Take the entries below and reproduce them word for word.
--- BEGIN Extracted material ---
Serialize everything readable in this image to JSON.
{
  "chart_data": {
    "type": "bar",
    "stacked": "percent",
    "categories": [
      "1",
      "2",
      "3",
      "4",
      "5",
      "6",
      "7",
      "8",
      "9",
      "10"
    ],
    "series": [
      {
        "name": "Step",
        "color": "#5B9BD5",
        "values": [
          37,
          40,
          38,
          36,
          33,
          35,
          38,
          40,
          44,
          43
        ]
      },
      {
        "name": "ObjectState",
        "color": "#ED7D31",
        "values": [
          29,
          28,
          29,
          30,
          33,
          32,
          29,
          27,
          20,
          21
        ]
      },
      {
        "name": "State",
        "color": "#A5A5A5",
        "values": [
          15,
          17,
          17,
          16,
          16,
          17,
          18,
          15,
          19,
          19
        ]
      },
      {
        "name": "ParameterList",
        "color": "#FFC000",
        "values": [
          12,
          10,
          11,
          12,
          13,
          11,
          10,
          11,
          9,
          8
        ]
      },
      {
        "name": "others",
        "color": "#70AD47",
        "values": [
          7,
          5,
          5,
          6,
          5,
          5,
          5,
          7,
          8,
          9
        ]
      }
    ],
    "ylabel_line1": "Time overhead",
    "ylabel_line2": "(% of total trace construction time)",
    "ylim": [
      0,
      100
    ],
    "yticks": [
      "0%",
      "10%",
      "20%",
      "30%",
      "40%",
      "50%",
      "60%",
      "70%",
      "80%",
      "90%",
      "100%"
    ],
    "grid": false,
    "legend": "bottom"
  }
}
--- END Extracted material ---
__Task solution__:
Serialize everything readable in this image to JSON.
{
  "chart_data": {
    "type": "bar",
    "stacked": "percent",
    "categories": [
      "1",
      "2",
      "3",
      "4",
      "5",
      "6",
      "7",
      "8",
      "9",
      "10"
    ],
    "series": [
      {
        "name": "Step",
        "color": "#5B9BD5",
        "values": [
          37,
          40,
          38,
          36,
          33,
          35,
          38,
          40,
          44,
          43
        ]
      },
      {
        "name": "ObjectState",
        "color": "#ED7D31",
        "values": [
          29,
          28,
          29,
          30,
          33,
          32,
          29,
          27,
          20,
          21
        ]
      },
      {
        "name": "State",
        "color": "#A5A5A5",
        "values": [
          15,
          17,
          17,
          16,
          16,
          17,
          18,
          15,
          19,
          19
        ]
      },
      {
        "name": "ParameterList",
        "color": "#FFC000",
        "values": [
          12,
          10,
          11,
          12,
          13,
          11,
          10,
          11,
          9,
          8
        ]
      },
      {
        "name": "others",
        "color": "#70AD47",
        "values": [
          7,
          5,
          5,
          6,
          5,
          5,
          5,
          7,
          8,
          9
        ]
      }
    ],
    "ylabel_line1": "Time overhead",
    "ylabel_line2": "(% of total trace construction time)",
    "ylim": [
      0,
      100
    ],
    "yticks": [
      "0%",
      "10%",
      "20%",
      "30%",
      "40%",
      "50%",
      "60%",
      "70%",
      "80%",
      "90%",
      "100%"
    ],
    "grid": false,
    "legend": "bottom"
  }
}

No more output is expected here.